Task:
Transcribe the listing verbatim. Do not carry over any pictures.

Materials provided:
§

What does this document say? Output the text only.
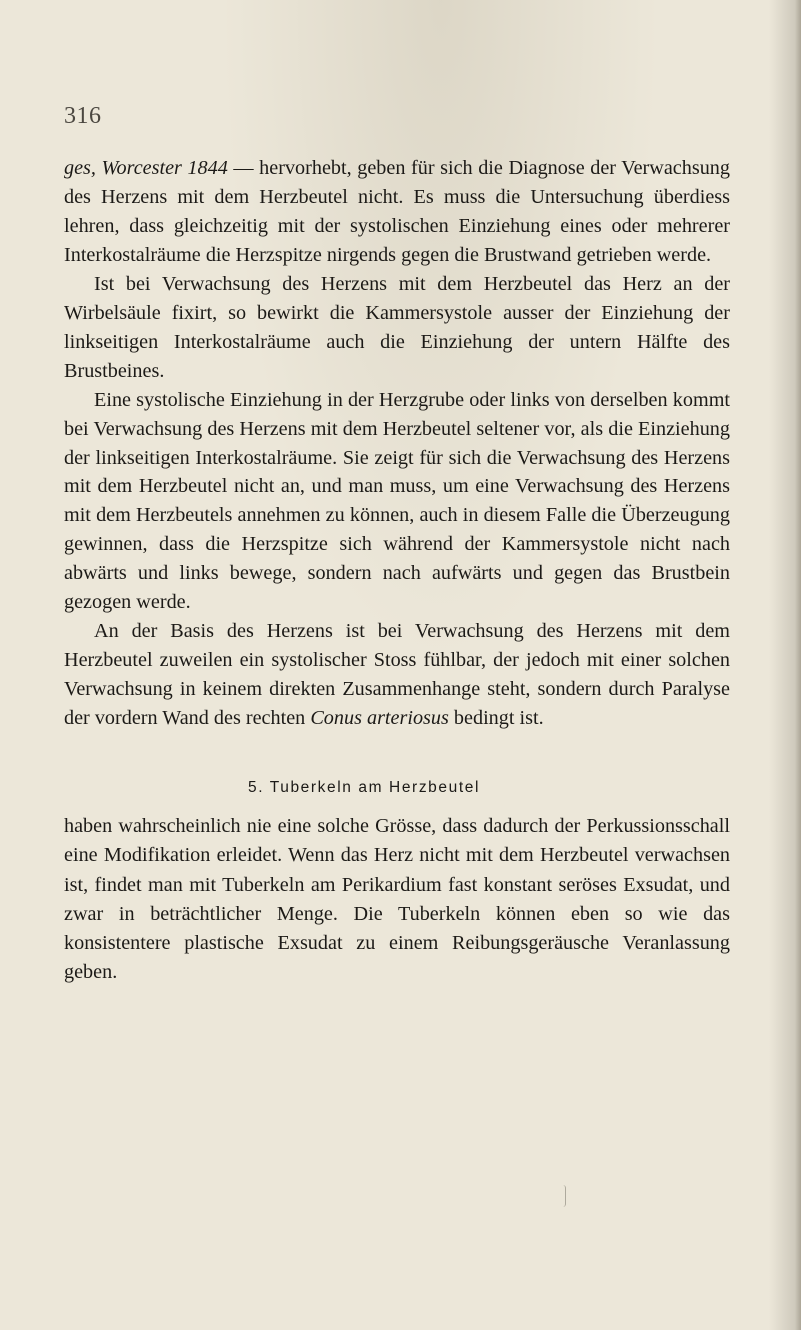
316

ges, Worcester 1844 — hervorhebt, geben für sich die Diagnose der Verwachsung des Herzens mit dem Herzbeutel nicht. Es muss die Untersuchung überdiess lehren, dass gleichzeitig mit der systolischen Einziehung eines oder mehrerer Interkostalräume die Herzspitze nirgends gegen die Brustwand getrieben werde.

Ist bei Verwachsung des Herzens mit dem Herzbeutel das Herz an der Wirbelsäule fixirt, so bewirkt die Kammersystole ausser der Einziehung der linkseitigen Interkostalräume auch die Einziehung der untern Hälfte des Brustbeines.

Eine systolische Einziehung in der Herzgrube oder links von derselben kommt bei Verwachsung des Herzens mit dem Herzbeutel seltener vor, als die Einziehung der linkseitigen Interkostalräume. Sie zeigt für sich die Verwachsung des Herzens mit dem Herzbeutel nicht an, und man muss, um eine Verwachsung des Herzens mit dem Herzbeutels annehmen zu können, auch in diesem Falle die Überzeugung gewinnen, dass die Herzspitze sich während der Kammersystole nicht nach abwärts und links bewege, sondern nach aufwärts und gegen das Brustbein gezogen werde.

An der Basis des Herzens ist bei Verwachsung des Herzens mit dem Herzbeutel zuweilen ein systolischer Stoss fühlbar, der jedoch mit einer solchen Verwachsung in keinem direkten Zusammenhange steht, sondern durch Paralyse der vordern Wand des rechten Conus arteriosus bedingt ist.

5. Tuberkeln am Herzbeutel

haben wahrscheinlich nie eine solche Grösse, dass dadurch der Perkussionsschall eine Modifikation erleidet. Wenn das Herz nicht mit dem Herzbeutel verwachsen ist, findet man mit Tuberkeln am Perikardium fast konstant seröses Exsudat, und zwar in beträchtlicher Menge. Die Tuberkeln können eben so wie das konsistentere plastische Exsudat zu einem Reibungsgeräusche Veranlassung geben.
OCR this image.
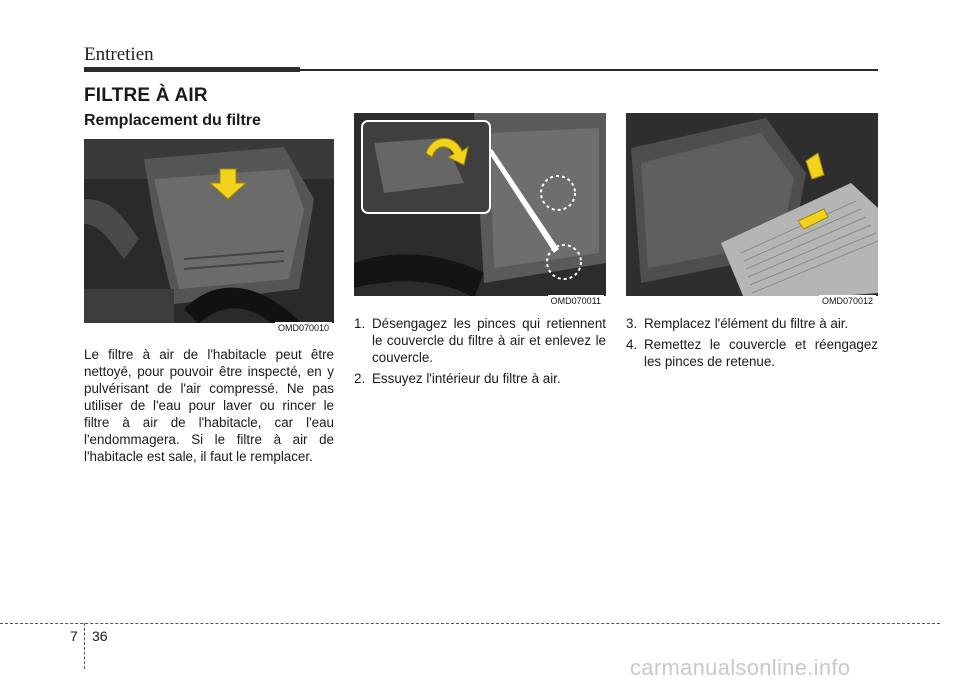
Entretien
FILTRE À AIR
Remplacement du filtre
OMD070010
OMD070011	OMD070012

Le filtre à air de l'habitacle peut être nettoyé, pour pouvoir être inspecté, en y pulvérisant de l'air compressé. Ne pas utiliser de l'eau pour laver ou rincer le filtre à air de l'habitacle, car l'eau l'endommagera. Si le filtre à air de l'habitacle est sale, il faut le remplacer.

1. Désengagez les pinces qui retiennent le couvercle du filtre à air et enlevez le couvercle.
2. Essuyez l'intérieur du filtre à air.
3. Remplacez l'élément du filtre à air.
4. Remettez le couvercle et réengagez les pinces de retenue.
7 36
carmanualsonline.info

§

Response to this task:
What does this document say? Output the text only.
316

ges, Worcester 1844 — hervorhebt, geben für sich die Diagnose der Verwachsung des Herzens mit dem Herzbeutel nicht. Es muss die Untersuchung überdiess lehren, dass gleichzeitig mit der systolischen Einziehung eines oder mehrerer Interkostalräume die Herzspitze nirgends gegen die Brustwand getrieben werde.

Ist bei Verwachsung des Herzens mit dem Herzbeutel das Herz an der Wirbelsäule fixirt, so bewirkt die Kammersystole ausser der Einziehung der linkseitigen Interkostalräume auch die Einziehung der untern Hälfte des Brustbeines.

Eine systolische Einziehung in der Herzgrube oder links von derselben kommt bei Verwachsung des Herzens mit dem Herzbeutel seltener vor, als die Einziehung der linkseitigen Interkostalräume. Sie zeigt für sich die Verwachsung des Herzens mit dem Herzbeutel nicht an, und man muss, um eine Verwachsung des Herzens mit dem Herzbeutels annehmen zu können, auch in diesem Falle die Überzeugung gewinnen, dass die Herzspitze sich während der Kammersystole nicht nach abwärts und links bewege, sondern nach aufwärts und gegen das Brustbein gezogen werde.

An der Basis des Herzens ist bei Verwachsung des Herzens mit dem Herzbeutel zuweilen ein systolischer Stoss fühlbar, der jedoch mit einer solchen Verwachsung in keinem direkten Zusammenhange steht, sondern durch Paralyse der vordern Wand des rechten Conus arteriosus bedingt ist.

5. Tuberkeln am Herzbeutel

haben wahrscheinlich nie eine solche Grösse, dass dadurch der Perkussionsschall eine Modifikation erleidet. Wenn das Herz nicht mit dem Herzbeutel verwachsen ist, findet man mit Tuberkeln am Perikardium fast konstant seröses Exsudat, und zwar in beträchtlicher Menge. Die Tuberkeln können eben so wie das konsistentere plastische Exsudat zu einem Reibungsgeräusche Veranlassung geben.
OCR this image.
Entretien
FILTRE À AIR
Remplacement du filtre
OMD070010
OMD070011	OMD070012

Le filtre à air de l'habitacle peut être nettoyé, pour pouvoir être inspecté, en y pulvérisant de l'air compressé. Ne pas utiliser de l'eau pour laver ou rincer le filtre à air de l'habitacle, car l'eau l'endommagera. Si le filtre à air de l'habitacle est sale, il faut le remplacer.

1. Désengagez les pinces qui retiennent le couvercle du filtre à air et enlevez le couvercle.
2. Essuyez l'intérieur du filtre à air.
3. Remplacez l'élément du filtre à air.
4. Remettez le couvercle et réengagez les pinces de retenue.
7 36
carmanualsonline.info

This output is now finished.